[Stored records]
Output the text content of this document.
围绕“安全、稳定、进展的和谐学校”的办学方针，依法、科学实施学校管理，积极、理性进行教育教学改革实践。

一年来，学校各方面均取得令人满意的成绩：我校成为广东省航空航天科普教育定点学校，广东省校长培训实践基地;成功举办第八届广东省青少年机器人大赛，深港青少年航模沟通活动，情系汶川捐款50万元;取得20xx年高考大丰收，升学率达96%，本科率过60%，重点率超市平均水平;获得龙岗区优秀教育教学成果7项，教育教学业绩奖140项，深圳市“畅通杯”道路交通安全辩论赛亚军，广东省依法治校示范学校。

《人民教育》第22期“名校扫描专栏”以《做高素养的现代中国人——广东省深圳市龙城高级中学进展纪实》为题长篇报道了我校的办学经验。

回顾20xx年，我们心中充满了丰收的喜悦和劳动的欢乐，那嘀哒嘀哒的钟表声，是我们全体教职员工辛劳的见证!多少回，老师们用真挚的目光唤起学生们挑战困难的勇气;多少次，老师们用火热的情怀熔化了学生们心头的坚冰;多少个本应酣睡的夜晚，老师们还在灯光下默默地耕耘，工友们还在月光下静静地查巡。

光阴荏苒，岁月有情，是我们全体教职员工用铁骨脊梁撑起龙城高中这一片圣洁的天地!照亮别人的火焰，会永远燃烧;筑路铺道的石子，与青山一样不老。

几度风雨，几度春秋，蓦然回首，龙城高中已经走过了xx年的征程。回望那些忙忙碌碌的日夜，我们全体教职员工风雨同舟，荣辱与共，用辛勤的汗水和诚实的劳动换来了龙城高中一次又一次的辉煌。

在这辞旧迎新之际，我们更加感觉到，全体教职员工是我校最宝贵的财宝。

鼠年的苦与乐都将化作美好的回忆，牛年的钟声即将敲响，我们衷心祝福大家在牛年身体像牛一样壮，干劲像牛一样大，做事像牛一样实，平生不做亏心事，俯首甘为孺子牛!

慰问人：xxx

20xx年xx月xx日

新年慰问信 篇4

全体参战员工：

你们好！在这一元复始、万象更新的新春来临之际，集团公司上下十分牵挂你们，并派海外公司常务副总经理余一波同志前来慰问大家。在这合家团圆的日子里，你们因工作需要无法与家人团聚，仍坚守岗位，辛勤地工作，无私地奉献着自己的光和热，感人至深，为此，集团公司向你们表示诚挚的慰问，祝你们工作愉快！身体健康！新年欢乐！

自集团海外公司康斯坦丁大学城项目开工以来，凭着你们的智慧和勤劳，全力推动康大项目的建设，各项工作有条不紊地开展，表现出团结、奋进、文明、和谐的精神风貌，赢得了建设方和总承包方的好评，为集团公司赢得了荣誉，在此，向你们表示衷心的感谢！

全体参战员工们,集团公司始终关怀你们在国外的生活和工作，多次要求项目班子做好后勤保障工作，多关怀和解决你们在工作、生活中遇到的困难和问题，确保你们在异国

### The request:
Your task is to print the whole listing again exactly.

### Problem solution:
Output the text content of this document.
围绕“安全、稳定、进展的和谐学校”的办学方针，依法、科学实施学校管理，积极、理性进行教育教学改革实践。

一年来，学校各方面均取得令人满意的成绩：我校成为广东省航空航天科普教育定点学校，广东省校长培训实践基地;成功举办第八届广东省青少年机器人大赛，深港青少年航模沟通活动，情系汶川捐款50万元;取得20xx年高考大丰收，升学率达96%，本科率过60%，重点率超市平均水平;获得龙岗区优秀教育教学成果7项，教育教学业绩奖140项，深圳市“畅通杯”道路交通安全辩论赛亚军，广东省依法治校示范学校。

《人民教育》第22期“名校扫描专栏”以《做高素养的现代中国人——广东省深圳市龙城高级中学进展纪实》为题长篇报道了我校的办学经验。

回顾20xx年，我们心中充满了丰收的喜悦和劳动的欢乐，那嘀哒嘀哒的钟表声，是我们全体教职员工辛劳的见证!多少回，老师们用真挚的目光唤起学生们挑战困难的勇气;多少次，老师们用火热的情怀熔化了学生们心头的坚冰;多少个本应酣睡的夜晚，老师们还在灯光下默默地耕耘，工友们还在月光下静静地查巡。

光阴荏苒，岁月有情，是我们全体教职员工用铁骨脊梁撑起龙城高中这一片圣洁的天地!照亮别人的火焰，会永远燃烧;筑路铺道的石子，与青山一样不老。

几度风雨，几度春秋，蓦然回首，龙城高中已经走过了xx年的征程。回望那些忙忙碌碌的日夜，我们全体教职员工风雨同舟，荣辱与共，用辛勤的汗水和诚实的劳动换来了龙城高中一次又一次的辉煌。

在这辞旧迎新之际，我们更加感觉到，全体教职员工是我校最宝贵的财宝。

鼠年的苦与乐都将化作美好的回忆，牛年的钟声即将敲响，我们衷心祝福大家在牛年身体像牛一样壮，干劲像牛一样大，做事像牛一样实，平生不做亏心事，俯首甘为孺子牛!

慰问人：xxx

20xx年xx月xx日

新年慰问信 篇4

全体参战员工：

你们好！在这一元复始、万象更新的新春来临之际，集团公司上下十分牵挂你们，并派海外公司常务副总经理余一波同志前来慰问大家。在这合家团圆的日子里，你们因工作需要无法与家人团聚，仍坚守岗位，辛勤地工作，无私地奉献着自己的光和热，感人至深，为此，集团公司向你们表示诚挚的慰问，祝你们工作愉快！身体健康！新年欢乐！

自集团海外公司康斯坦丁大学城项目开工以来，凭着你们的智慧和勤劳，全力推动康大项目的建设，各项工作有条不紊地开展，表现出团结、奋进、文明、和谐的精神风貌，赢得了建设方和总承包方的好评，为集团公司赢得了荣誉，在此，向你们表示衷心的感谢！

全体参战员工们,集团公司始终关怀你们在国外的生活和工作，多次要求项目班子做好后勤保障工作，多关怀和解决你们在工作、生活中遇到的困难和问题，确保你们在异国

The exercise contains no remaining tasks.